• **WHAT IS REQUIRED**
Quote the full listing below word for word, keeping every line intact.

• **SUPPLIED DATA**
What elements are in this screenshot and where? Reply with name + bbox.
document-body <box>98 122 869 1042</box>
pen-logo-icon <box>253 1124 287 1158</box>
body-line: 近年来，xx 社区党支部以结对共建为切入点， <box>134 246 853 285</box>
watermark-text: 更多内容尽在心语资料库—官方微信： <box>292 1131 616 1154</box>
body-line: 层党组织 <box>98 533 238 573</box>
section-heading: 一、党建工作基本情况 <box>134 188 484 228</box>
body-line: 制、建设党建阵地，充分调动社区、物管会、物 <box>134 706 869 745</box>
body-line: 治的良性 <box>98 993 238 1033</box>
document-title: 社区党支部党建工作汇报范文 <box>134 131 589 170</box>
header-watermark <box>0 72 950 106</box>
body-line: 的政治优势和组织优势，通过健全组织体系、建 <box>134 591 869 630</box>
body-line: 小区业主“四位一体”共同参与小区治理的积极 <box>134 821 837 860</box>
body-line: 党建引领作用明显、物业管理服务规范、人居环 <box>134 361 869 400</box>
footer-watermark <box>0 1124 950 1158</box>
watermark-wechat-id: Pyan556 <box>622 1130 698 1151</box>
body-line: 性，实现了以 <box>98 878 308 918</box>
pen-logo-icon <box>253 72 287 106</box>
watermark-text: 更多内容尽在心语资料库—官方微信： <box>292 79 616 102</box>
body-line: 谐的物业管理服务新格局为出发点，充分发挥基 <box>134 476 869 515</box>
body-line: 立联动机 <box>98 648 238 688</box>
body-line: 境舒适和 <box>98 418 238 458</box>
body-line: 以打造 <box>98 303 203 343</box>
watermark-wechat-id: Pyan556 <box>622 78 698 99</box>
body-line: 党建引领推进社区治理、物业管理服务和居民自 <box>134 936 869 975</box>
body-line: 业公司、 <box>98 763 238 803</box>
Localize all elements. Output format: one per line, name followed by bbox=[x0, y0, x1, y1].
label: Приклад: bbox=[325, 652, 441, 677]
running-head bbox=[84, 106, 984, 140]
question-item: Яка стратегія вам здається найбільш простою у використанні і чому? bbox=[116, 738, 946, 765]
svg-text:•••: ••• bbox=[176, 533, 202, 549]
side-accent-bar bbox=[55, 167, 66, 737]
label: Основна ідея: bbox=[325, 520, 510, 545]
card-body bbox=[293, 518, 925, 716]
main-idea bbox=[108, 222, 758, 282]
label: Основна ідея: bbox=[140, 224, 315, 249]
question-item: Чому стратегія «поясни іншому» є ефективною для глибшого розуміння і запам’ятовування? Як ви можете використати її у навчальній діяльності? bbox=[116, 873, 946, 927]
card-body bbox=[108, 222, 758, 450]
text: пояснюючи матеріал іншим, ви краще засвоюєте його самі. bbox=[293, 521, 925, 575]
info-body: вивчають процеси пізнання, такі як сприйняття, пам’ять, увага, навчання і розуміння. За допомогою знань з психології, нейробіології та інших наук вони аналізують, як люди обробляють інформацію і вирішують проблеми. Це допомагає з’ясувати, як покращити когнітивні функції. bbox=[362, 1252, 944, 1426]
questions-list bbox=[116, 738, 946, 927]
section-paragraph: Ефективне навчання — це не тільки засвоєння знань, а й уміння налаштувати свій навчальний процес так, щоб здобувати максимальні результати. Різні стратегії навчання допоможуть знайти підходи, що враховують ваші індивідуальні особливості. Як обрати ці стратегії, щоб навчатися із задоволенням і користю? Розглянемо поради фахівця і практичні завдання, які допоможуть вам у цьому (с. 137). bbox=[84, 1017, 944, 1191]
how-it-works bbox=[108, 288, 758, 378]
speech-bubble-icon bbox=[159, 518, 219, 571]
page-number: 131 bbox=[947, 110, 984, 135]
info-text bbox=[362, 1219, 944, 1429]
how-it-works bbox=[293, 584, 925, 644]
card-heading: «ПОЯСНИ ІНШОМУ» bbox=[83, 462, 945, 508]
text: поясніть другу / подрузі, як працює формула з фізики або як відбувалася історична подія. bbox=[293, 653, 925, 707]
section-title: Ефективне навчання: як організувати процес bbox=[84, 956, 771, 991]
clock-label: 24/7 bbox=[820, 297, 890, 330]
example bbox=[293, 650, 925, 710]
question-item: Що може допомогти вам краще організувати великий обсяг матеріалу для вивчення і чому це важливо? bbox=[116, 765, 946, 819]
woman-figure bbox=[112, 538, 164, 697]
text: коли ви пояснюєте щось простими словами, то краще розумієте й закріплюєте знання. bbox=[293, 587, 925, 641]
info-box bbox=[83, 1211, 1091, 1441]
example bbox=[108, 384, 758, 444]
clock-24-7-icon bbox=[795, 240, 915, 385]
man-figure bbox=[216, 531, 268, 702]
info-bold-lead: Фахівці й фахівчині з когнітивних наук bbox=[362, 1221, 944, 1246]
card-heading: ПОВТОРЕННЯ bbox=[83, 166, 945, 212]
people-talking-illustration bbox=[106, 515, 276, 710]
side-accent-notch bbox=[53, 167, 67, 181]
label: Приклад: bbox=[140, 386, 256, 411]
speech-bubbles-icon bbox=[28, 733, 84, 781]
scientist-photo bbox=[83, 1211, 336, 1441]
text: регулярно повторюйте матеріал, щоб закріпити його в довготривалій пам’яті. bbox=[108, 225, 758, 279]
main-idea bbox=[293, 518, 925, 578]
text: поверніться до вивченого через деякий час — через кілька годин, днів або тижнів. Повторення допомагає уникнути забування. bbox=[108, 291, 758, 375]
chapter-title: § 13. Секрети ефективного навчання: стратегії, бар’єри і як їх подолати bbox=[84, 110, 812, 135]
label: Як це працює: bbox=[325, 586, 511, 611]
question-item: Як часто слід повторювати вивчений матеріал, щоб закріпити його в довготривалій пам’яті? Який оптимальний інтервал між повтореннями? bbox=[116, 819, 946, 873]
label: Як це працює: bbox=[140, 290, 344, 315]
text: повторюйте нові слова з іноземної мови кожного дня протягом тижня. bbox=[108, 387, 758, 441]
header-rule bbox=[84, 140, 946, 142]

• **EXPECTED OUTPUT**
What elements are in this screenshot and where? Reply with name + bbox.
document-body <box>98 122 869 1042</box>
pen-logo-icon <box>253 1124 287 1158</box>
body-line: 近年来，xx 社区党支部以结对共建为切入点， <box>134 246 853 285</box>
watermark-text: 更多内容尽在心语资料库—官方微信： <box>292 1131 616 1154</box>
body-line: 层党组织 <box>98 533 238 573</box>
section-heading: 一、党建工作基本情况 <box>134 188 484 228</box>
body-line: 制、建设党建阵地，充分调动社区、物管会、物 <box>134 706 869 745</box>
body-line: 治的良性 <box>98 993 238 1033</box>
document-title: 社区党支部党建工作汇报范文 <box>134 131 589 170</box>
header-watermark <box>0 72 950 106</box>
body-line: 的政治优势和组织优势，通过健全组织体系、建 <box>134 591 869 630</box>
body-line: 小区业主“四位一体”共同参与小区治理的积极 <box>134 821 837 860</box>
body-line: 党建引领作用明显、物业管理服务规范、人居环 <box>134 361 869 400</box>
footer-watermark <box>0 1124 950 1158</box>
watermark-wechat-id: Pyan556 <box>622 1130 698 1151</box>
body-line: 性，实现了以 <box>98 878 308 918</box>
pen-logo-icon <box>253 72 287 106</box>
watermark-text: 更多内容尽在心语资料库—官方微信： <box>292 79 616 102</box>
body-line: 谐的物业管理服务新格局为出发点，充分发挥基 <box>134 476 869 515</box>
body-line: 立联动机 <box>98 648 238 688</box>
body-line: 境舒适和 <box>98 418 238 458</box>
body-line: 以打造 <box>98 303 203 343</box>
watermark-wechat-id: Pyan556 <box>622 78 698 99</box>
body-line: 党建引领推进社区治理、物业管理服务和居民自 <box>134 936 869 975</box>
body-line: 业公司、 <box>98 763 238 803</box>
Localize all elements. Output format: one per line, name followed by bbox=[x0, y0, x1, y1].
label: Приклад: bbox=[325, 652, 441, 677]
running-head bbox=[84, 106, 984, 140]
question-item: Яка стратегія вам здається найбільш простою у використанні і чому? bbox=[116, 738, 946, 765]
svg-text:•••: ••• bbox=[176, 533, 202, 549]
side-accent-bar bbox=[55, 167, 66, 737]
label: Основна ідея: bbox=[325, 520, 510, 545]
card-body bbox=[293, 518, 925, 716]
main-idea bbox=[108, 222, 758, 282]
label: Основна ідея: bbox=[140, 224, 315, 249]
question-item: Чому стратегія «поясни іншому» є ефективною для глибшого розуміння і запам’ятовування? Як ви можете використати її у навчальній діяльності? bbox=[116, 873, 946, 927]
card-body bbox=[108, 222, 758, 450]
text: пояснюючи матеріал іншим, ви краще засвоюєте його самі. bbox=[293, 521, 925, 575]
info-body: вивчають процеси пізнання, такі як сприйняття, пам’ять, увага, навчання і розуміння. За допомогою знань з психології, нейробіології та інших наук вони аналізують, як люди обробляють інформацію і вирішують проблеми. Це допомагає з’ясувати, як покращити когнітивні функції. bbox=[362, 1252, 944, 1426]
questions-list bbox=[116, 738, 946, 927]
section-paragraph: Ефективне навчання — це не тільки засвоєння знань, а й уміння налаштувати свій навчальний процес так, щоб здобувати максимальні результати. Різні стратегії навчання допоможуть знайти підходи, що враховують ваші індивідуальні особливості. Як обрати ці стратегії, щоб навчатися із задоволенням і користю? Розглянемо поради фахівця і практичні завдання, які допоможуть вам у цьому (с. 137). bbox=[84, 1017, 944, 1191]
how-it-works bbox=[108, 288, 758, 378]
speech-bubble-icon bbox=[159, 518, 219, 571]
page-number: 131 bbox=[947, 110, 984, 135]
info-text bbox=[362, 1219, 944, 1429]
how-it-works bbox=[293, 584, 925, 644]
card-heading: «ПОЯСНИ ІНШОМУ» bbox=[83, 462, 945, 508]
text: поясніть другу / подрузі, як працює формула з фізики або як відбувалася історична подія. bbox=[293, 653, 925, 707]
section-title: Ефективне навчання: як організувати процес bbox=[84, 956, 771, 991]
clock-label: 24/7 bbox=[820, 297, 890, 330]
example bbox=[293, 650, 925, 710]
question-item: Що може допомогти вам краще організувати великий обсяг матеріалу для вивчення і чому це важливо? bbox=[116, 765, 946, 819]
woman-figure bbox=[112, 538, 164, 697]
text: коли ви пояснюєте щось простими словами, то краще розумієте й закріплюєте знання. bbox=[293, 587, 925, 641]
info-box bbox=[83, 1211, 1091, 1441]
example bbox=[108, 384, 758, 444]
clock-24-7-icon bbox=[795, 240, 915, 385]
man-figure bbox=[216, 531, 268, 702]
info-bold-lead: Фахівці й фахівчині з когнітивних наук bbox=[362, 1221, 944, 1246]
card-heading: ПОВТОРЕННЯ bbox=[83, 166, 945, 212]
people-talking-illustration bbox=[106, 515, 276, 710]
side-accent-notch bbox=[53, 167, 67, 181]
label: Приклад: bbox=[140, 386, 256, 411]
speech-bubbles-icon bbox=[28, 733, 84, 781]
scientist-photo bbox=[83, 1211, 336, 1441]
text: регулярно повторюйте матеріал, щоб закріпити його в довготривалій пам’яті. bbox=[108, 225, 758, 279]
main-idea bbox=[293, 518, 925, 578]
text: поверніться до вивченого через деякий час — через кілька годин, днів або тижнів. Повторення допомагає уникнути забування. bbox=[108, 291, 758, 375]
chapter-title: § 13. Секрети ефективного навчання: стратегії, бар’єри і як їх подолати bbox=[84, 110, 812, 135]
label: Як це працює: bbox=[325, 586, 511, 611]
question-item: Як часто слід повторювати вивчений матеріал, щоб закріпити його в довготривалій пам’яті? Який оптимальний інтервал між повтореннями? bbox=[116, 819, 946, 873]
label: Як це працює: bbox=[140, 290, 344, 315]
text: повторюйте нові слова з іноземної мови кожного дня протягом тижня. bbox=[108, 387, 758, 441]
header-rule bbox=[84, 140, 946, 142]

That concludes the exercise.